Report each row below that contains the string "title", copying every such row in full.
%%
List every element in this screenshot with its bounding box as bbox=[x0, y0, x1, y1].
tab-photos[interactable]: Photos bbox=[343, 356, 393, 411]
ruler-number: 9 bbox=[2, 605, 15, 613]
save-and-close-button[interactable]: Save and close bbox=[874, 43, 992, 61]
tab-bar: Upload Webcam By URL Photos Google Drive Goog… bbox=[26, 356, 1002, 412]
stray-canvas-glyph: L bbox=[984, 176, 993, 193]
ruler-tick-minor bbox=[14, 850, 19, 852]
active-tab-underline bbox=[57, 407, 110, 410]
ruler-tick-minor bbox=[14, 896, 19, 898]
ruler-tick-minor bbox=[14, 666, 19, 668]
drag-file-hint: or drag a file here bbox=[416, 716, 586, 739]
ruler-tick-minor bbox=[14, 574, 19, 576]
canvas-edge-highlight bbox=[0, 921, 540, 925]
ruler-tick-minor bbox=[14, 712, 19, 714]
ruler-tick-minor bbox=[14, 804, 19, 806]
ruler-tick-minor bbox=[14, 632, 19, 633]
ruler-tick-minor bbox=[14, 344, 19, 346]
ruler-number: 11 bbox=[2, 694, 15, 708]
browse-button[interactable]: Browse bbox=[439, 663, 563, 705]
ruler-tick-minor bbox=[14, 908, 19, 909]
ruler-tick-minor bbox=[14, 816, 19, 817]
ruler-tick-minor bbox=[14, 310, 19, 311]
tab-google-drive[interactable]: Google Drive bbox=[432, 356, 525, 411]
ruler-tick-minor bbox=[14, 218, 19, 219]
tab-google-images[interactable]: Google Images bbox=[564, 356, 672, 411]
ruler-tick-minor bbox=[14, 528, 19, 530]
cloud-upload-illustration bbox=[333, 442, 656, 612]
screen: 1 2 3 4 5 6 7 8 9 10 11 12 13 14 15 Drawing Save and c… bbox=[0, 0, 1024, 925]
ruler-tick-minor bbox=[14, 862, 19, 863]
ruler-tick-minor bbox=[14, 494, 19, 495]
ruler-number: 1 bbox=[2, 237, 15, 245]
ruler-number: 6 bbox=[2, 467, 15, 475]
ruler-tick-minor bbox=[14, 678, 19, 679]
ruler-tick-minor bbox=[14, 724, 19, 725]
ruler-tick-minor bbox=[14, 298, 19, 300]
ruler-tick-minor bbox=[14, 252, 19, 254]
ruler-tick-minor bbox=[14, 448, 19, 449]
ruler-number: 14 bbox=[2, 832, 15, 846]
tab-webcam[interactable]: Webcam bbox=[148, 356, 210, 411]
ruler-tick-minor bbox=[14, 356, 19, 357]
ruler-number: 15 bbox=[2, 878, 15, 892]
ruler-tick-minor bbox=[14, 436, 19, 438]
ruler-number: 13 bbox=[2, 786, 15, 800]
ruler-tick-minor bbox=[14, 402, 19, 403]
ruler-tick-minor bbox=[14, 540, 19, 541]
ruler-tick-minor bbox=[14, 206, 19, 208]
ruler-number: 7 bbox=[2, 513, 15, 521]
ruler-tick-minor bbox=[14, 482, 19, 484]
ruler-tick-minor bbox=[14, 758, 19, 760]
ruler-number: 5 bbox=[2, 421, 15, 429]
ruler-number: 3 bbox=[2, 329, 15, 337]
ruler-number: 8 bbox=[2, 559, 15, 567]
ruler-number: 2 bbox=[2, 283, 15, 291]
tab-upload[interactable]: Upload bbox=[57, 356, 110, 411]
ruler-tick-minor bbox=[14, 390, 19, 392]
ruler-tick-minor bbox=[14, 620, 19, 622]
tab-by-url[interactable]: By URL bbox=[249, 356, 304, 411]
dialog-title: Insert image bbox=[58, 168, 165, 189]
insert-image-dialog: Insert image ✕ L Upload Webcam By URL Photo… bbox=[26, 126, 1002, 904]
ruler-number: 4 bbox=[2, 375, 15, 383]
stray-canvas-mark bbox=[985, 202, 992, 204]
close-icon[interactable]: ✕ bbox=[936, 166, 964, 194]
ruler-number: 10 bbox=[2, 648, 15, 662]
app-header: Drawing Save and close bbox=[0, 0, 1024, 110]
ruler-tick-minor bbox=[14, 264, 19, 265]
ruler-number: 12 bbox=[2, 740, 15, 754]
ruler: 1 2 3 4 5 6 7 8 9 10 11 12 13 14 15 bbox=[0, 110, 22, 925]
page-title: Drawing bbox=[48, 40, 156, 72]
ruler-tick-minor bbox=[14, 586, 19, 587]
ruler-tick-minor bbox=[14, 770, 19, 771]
%%
> **TASK ANSWER**
dialog-title: Insert image bbox=[58, 168, 165, 189]
page-title: Drawing bbox=[48, 40, 156, 72]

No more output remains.